Collected data entries:
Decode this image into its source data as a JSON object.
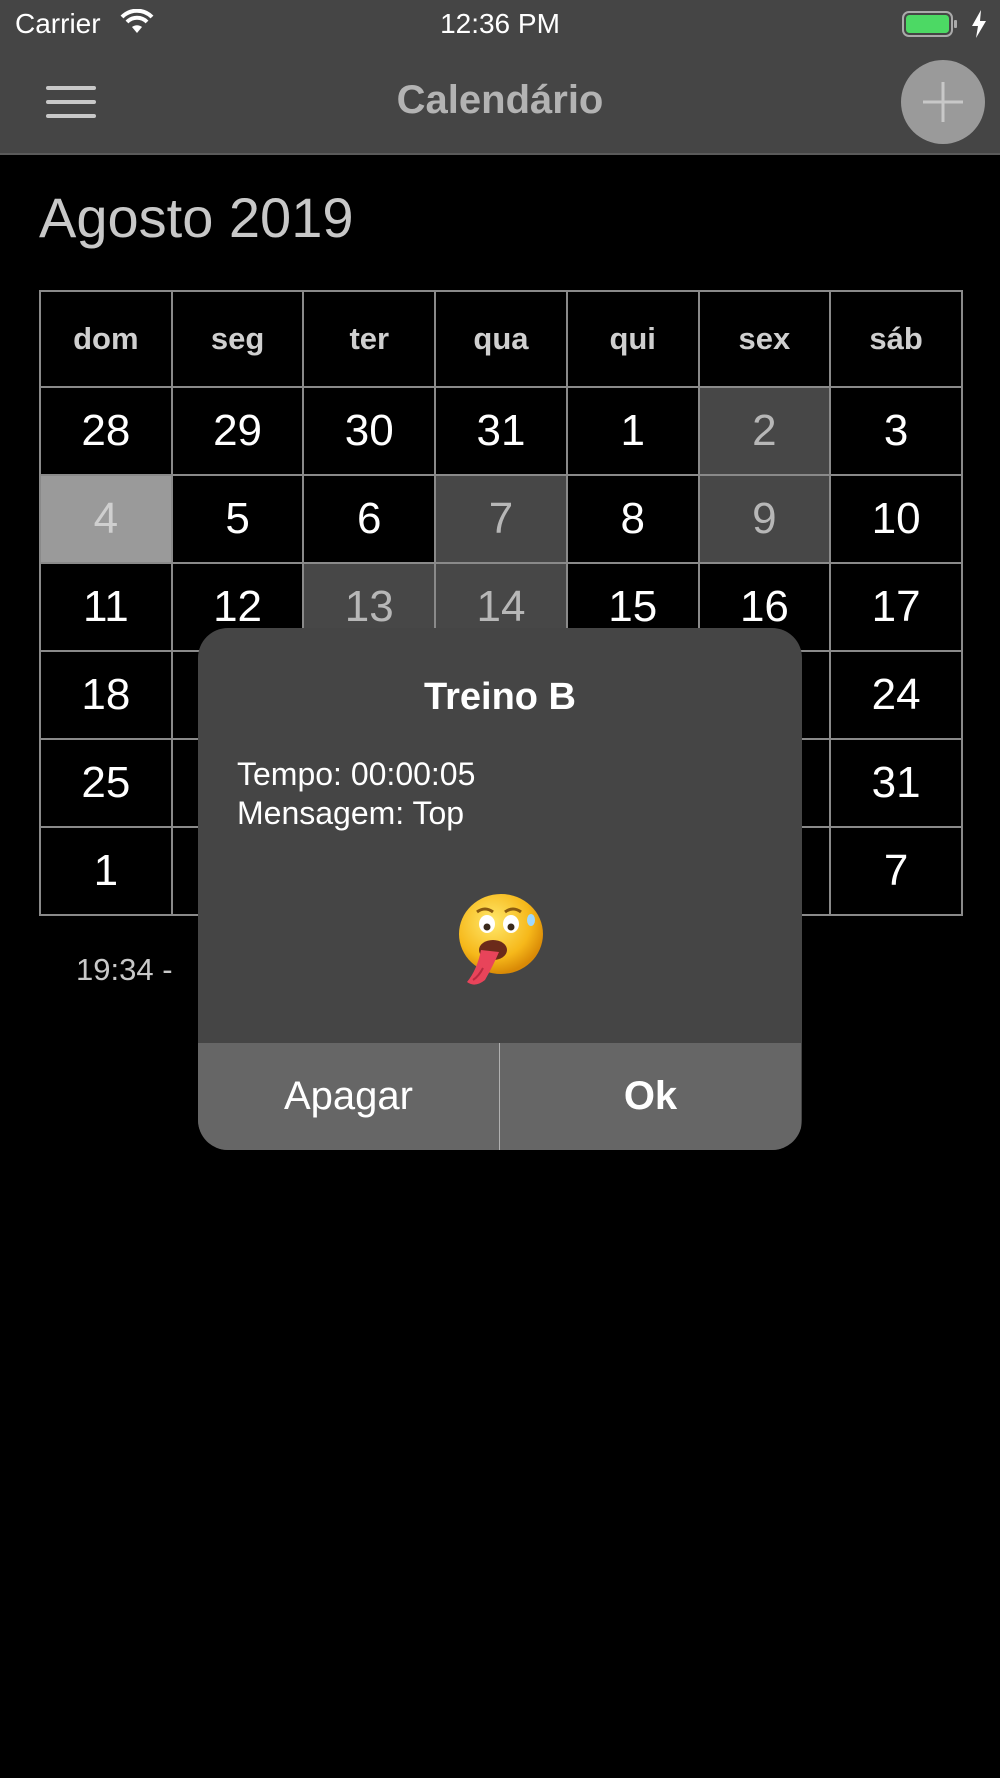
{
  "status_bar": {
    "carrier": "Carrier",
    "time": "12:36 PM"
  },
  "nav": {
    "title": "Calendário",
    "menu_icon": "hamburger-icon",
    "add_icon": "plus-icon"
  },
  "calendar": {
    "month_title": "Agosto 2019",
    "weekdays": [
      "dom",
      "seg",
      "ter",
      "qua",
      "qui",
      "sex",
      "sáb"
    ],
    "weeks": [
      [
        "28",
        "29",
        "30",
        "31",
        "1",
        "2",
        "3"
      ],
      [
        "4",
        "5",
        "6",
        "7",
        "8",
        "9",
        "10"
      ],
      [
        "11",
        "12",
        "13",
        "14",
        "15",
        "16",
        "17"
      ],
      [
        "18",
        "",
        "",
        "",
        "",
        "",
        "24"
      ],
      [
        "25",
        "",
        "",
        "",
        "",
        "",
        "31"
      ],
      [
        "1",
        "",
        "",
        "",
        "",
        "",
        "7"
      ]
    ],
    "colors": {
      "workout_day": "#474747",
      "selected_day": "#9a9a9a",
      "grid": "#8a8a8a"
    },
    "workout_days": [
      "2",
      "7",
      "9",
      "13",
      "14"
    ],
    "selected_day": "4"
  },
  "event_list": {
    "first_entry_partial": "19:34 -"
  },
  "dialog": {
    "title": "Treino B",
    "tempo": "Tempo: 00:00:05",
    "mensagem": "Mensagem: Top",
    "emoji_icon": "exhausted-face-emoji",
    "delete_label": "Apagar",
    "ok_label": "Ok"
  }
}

- **PROBLEM TO SOLVE**: The data above should be repeated exactly, minus any pictures.

- **RESPONSE BELOW**:
Decode this image into its source data as a JSON object.
{
  "status_bar": {
    "carrier": "Carrier",
    "time": "12:36 PM"
  },
  "nav": {
    "title": "Calendário",
    "menu_icon": "hamburger-icon",
    "add_icon": "plus-icon"
  },
  "calendar": {
    "month_title": "Agosto 2019",
    "weekdays": [
      "dom",
      "seg",
      "ter",
      "qua",
      "qui",
      "sex",
      "sáb"
    ],
    "weeks": [
      [
        "28",
        "29",
        "30",
        "31",
        "1",
        "2",
        "3"
      ],
      [
        "4",
        "5",
        "6",
        "7",
        "8",
        "9",
        "10"
      ],
      [
        "11",
        "12",
        "13",
        "14",
        "15",
        "16",
        "17"
      ],
      [
        "18",
        "",
        "",
        "",
        "",
        "",
        "24"
      ],
      [
        "25",
        "",
        "",
        "",
        "",
        "",
        "31"
      ],
      [
        "1",
        "",
        "",
        "",
        "",
        "",
        "7"
      ]
    ],
    "colors": {
      "workout_day": "#474747",
      "selected_day": "#9a9a9a",
      "grid": "#8a8a8a"
    },
    "workout_days": [
      "2",
      "7",
      "9",
      "13",
      "14"
    ],
    "selected_day": "4"
  },
  "event_list": {
    "first_entry_partial": "19:34 -"
  },
  "dialog": {
    "title": "Treino B",
    "tempo": "Tempo: 00:00:05",
    "mensagem": "Mensagem: Top",
    "emoji_icon": "exhausted-face-emoji",
    "delete_label": "Apagar",
    "ok_label": "Ok"
  }
}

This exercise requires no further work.